*** Dataset records

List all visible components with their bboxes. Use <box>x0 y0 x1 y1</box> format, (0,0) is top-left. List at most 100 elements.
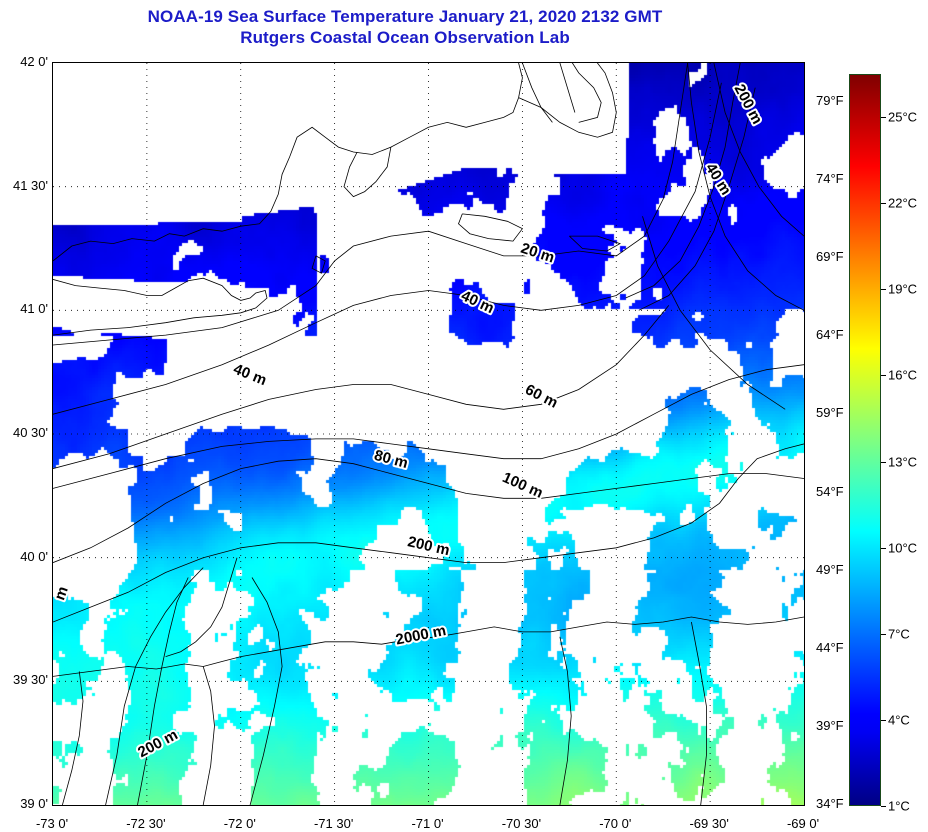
lat-tick-major <box>52 187 53 188</box>
lat-tick-minor <box>52 409 53 410</box>
lon-tick-major-top <box>616 62 617 63</box>
colorbar-tick <box>881 719 886 721</box>
fahrenheit-label: 49°F <box>816 561 844 577</box>
lon-label: -73 0' <box>35 816 69 831</box>
lon-tick-major-top <box>522 62 523 63</box>
colorbar-label: 10°C <box>888 540 918 556</box>
svg-text:20 m: 20 m <box>519 240 557 267</box>
lat-tick-major <box>52 434 53 435</box>
colorbar-label: 1°C <box>888 798 910 814</box>
lat-tick-minor <box>52 360 53 361</box>
svg-text:200 m: 200 m <box>731 82 766 128</box>
lat-tick-minor <box>52 162 53 163</box>
lon-tick-minor-top <box>128 62 129 63</box>
colorbar-label: 19°C <box>888 281 918 297</box>
svg-text:2000 m: 2000 m <box>394 622 447 648</box>
lat-tick-minor <box>52 657 53 658</box>
lon-tick-minor-top <box>766 62 767 63</box>
page-title: NOAA-19 Sea Surface Temperature January … <box>0 6 810 48</box>
lon-tick-minor-top <box>410 62 411 63</box>
fahrenheit-label: 44°F <box>816 639 844 655</box>
colorbar-label: 7°C <box>888 626 910 642</box>
lat-tick-major <box>52 558 53 559</box>
bathymetry-contour-label: 20 m20 m <box>517 238 559 269</box>
lon-tick-major-top <box>53 62 54 63</box>
lon-tick-minor-top <box>203 62 204 63</box>
lat-tick-minor <box>52 236 53 237</box>
lat-tick-minor <box>52 335 53 336</box>
lon-tick-major-top <box>335 62 336 63</box>
lon-tick-minor-top <box>673 62 674 63</box>
lat-tick-minor <box>52 286 53 287</box>
svg-text:100 m: 100 m <box>500 469 546 502</box>
lat-label: 42 0' <box>20 54 48 69</box>
fahrenheit-label: 34°F <box>816 796 844 811</box>
lon-tick-minor-top <box>579 62 580 63</box>
colorbar-tick <box>881 117 886 119</box>
lat-label: 41 0' <box>20 301 48 317</box>
sst-map-plot[interactable]: 20 m 20 m 40 m 40 m 40 m 40 m 40 m 40 m 200 m 200… <box>52 62 805 806</box>
lat-tick-minor <box>52 112 53 113</box>
lon-tick-minor-top <box>785 62 786 63</box>
lat-label: 39 0' <box>20 796 48 811</box>
lon-label: -70 0' <box>599 816 632 831</box>
svg-text:80 m: 80 m <box>372 447 409 472</box>
lon-tick-minor-top <box>372 62 373 63</box>
lon-label: -70 30' <box>501 816 542 831</box>
lon-tick-minor-top <box>691 62 692 63</box>
svg-text:40 m: 40 m <box>458 287 496 317</box>
svg-text:m: m <box>53 584 72 602</box>
lat-tick-minor <box>52 508 53 509</box>
colorbar-tick <box>881 547 886 549</box>
fahrenheit-label: 74°F <box>816 171 844 187</box>
lon-tick-minor-top <box>654 62 655 63</box>
bathymetry-contour-label: 80 m80 m <box>370 445 411 474</box>
svg-text:40 m: 40 m <box>702 160 735 198</box>
colorbar: 25°C 22°C 19°C 16°C 13°C 10°C 7°C 4°C 1°C <box>849 74 917 814</box>
lon-tick-minor-top <box>635 62 636 63</box>
lon-tick-minor-top <box>91 62 92 63</box>
svg-text:40 m: 40 m <box>231 361 269 390</box>
fahrenheit-label: 54°F <box>816 483 844 499</box>
lon-tick-minor-top <box>391 62 392 63</box>
lon-tick-minor-top <box>597 62 598 63</box>
fahrenheit-label: 59°F <box>816 405 844 421</box>
lon-tick-minor-top <box>109 62 110 63</box>
lon-tick-minor-top <box>166 62 167 63</box>
fahrenheit-label: 64°F <box>816 327 844 343</box>
lat-tick-minor <box>52 459 53 460</box>
lat-label: 41 30' <box>12 177 48 193</box>
lat-tick-minor <box>52 632 53 633</box>
colorbar-tick <box>881 203 886 205</box>
lon-tick-minor-top <box>184 62 185 63</box>
lon-tick-minor-top <box>222 62 223 63</box>
lon-tick-minor-top <box>297 62 298 63</box>
lon-tick-minor-top <box>729 62 730 63</box>
lat-tick-major <box>52 310 53 311</box>
bathymetry-contour-label: mm <box>53 582 74 604</box>
lon-label: -72 0' <box>223 816 256 831</box>
lat-label: 40 30' <box>12 425 48 440</box>
colorbar-tick <box>881 806 886 807</box>
lat-tick-minor <box>52 607 53 608</box>
lon-label: -71 30' <box>313 816 354 831</box>
colorbar-label: 16°C <box>888 367 918 383</box>
fahrenheit-label: 69°F <box>816 249 844 265</box>
lon-label: -72 30' <box>126 816 166 831</box>
lon-tick-minor-top <box>560 62 561 63</box>
lat-tick-minor <box>52 582 53 583</box>
lon-label: -69 30' <box>689 816 729 831</box>
lon-tick-minor-top <box>260 62 261 63</box>
lat-label: 40 0' <box>20 548 48 564</box>
title-line-secondary: Rutgers Coastal Ocean Observation Lab <box>240 28 570 47</box>
colorbar-tick <box>881 289 886 291</box>
lat-tick-minor <box>52 533 53 534</box>
lat-label: 39 30' <box>12 672 48 688</box>
lon-tick-minor-top <box>353 62 354 63</box>
lon-tick-minor-top <box>541 62 542 63</box>
lon-tick-major-top <box>147 62 148 63</box>
lat-tick-minor <box>52 706 53 707</box>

******

**What you will do:** Show every line of the records that contains the string "fahrenheit". Case counts.

**Correct result:**
fahrenheit-label: 49°F <box>816 561 844 577</box>
fahrenheit-label: 44°F <box>816 639 844 655</box>
fahrenheit-label: 34°F <box>816 796 844 811</box>
fahrenheit-label: 74°F <box>816 171 844 187</box>
fahrenheit-label: 54°F <box>816 483 844 499</box>
fahrenheit-label: 59°F <box>816 405 844 421</box>
fahrenheit-label: 64°F <box>816 327 844 343</box>
fahrenheit-label: 69°F <box>816 249 844 265</box>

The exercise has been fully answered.